- [TASK INSTRUCTIONS]: Copy each line in the data that includes the word "mezi".

────────────────────────────────────────

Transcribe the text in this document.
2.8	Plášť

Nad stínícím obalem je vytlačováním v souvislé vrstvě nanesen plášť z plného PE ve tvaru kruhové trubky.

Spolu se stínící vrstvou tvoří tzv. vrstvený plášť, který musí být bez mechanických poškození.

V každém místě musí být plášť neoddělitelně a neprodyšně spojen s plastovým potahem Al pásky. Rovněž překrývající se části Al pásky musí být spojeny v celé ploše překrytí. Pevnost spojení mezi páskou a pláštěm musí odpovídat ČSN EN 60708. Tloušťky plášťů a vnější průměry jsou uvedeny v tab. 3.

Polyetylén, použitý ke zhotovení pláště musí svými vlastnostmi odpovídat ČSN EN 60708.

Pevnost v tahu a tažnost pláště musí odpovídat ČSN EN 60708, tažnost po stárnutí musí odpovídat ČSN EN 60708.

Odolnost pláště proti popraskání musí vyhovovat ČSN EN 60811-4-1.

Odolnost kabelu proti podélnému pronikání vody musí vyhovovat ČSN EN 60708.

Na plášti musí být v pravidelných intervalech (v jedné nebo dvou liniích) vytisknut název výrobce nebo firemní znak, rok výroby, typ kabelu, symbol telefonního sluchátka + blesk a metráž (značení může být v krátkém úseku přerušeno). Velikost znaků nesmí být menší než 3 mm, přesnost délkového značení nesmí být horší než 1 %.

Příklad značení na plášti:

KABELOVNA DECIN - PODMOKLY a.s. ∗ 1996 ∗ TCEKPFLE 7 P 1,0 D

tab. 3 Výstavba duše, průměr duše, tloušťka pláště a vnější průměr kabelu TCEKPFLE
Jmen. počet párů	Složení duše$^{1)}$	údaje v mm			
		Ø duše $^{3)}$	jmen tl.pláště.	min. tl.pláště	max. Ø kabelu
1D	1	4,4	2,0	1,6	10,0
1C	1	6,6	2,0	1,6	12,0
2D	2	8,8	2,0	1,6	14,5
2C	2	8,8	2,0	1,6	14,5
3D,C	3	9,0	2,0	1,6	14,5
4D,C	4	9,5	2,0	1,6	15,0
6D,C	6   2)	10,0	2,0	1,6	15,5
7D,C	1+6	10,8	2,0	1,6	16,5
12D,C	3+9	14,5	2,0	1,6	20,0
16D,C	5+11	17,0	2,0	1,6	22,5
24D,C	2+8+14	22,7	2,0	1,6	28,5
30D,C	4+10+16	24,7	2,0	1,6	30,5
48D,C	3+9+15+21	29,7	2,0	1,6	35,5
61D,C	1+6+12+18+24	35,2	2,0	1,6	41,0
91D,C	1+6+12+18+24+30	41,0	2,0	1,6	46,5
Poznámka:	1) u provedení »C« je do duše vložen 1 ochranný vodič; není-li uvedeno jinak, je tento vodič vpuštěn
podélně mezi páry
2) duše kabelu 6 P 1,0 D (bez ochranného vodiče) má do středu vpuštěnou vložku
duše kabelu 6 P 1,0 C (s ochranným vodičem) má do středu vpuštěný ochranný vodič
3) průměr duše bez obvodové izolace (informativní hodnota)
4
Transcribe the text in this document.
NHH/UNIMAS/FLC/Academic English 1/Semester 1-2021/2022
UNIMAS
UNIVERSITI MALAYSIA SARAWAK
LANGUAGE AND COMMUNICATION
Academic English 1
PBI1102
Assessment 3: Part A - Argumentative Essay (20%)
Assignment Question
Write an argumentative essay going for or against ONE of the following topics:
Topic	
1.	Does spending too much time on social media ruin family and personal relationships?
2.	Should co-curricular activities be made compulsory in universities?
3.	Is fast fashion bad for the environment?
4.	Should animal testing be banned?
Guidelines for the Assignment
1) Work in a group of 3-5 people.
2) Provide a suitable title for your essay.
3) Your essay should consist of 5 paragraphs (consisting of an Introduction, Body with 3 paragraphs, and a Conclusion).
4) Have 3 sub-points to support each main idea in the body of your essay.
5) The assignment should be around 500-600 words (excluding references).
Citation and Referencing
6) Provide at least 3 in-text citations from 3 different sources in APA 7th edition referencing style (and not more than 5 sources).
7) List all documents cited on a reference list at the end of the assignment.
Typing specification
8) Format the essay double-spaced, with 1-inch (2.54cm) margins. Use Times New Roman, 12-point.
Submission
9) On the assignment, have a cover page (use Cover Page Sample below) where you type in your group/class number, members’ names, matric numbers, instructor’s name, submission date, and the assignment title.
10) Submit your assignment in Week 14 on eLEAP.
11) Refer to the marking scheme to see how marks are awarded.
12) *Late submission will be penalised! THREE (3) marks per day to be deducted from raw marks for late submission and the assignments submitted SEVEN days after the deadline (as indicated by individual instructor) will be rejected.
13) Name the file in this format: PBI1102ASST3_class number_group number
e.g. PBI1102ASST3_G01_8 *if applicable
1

────────────────────────────────────────

- [RESPONSE TO THE EXERCISE]:
V každém místě musí být plášť neoddělitelně a neprodyšně spojen s plastovým potahem Al pásky. Rovněž překrývající se části Al pásky musí být spojeny v celé ploše překrytí. Pevnost spojení mezi páskou a pláštěm musí odpovídat ČSN EN 60708. Tloušťky plášťů a vnější průměry jsou uvedeny v tab. 3.
podélně mezi páry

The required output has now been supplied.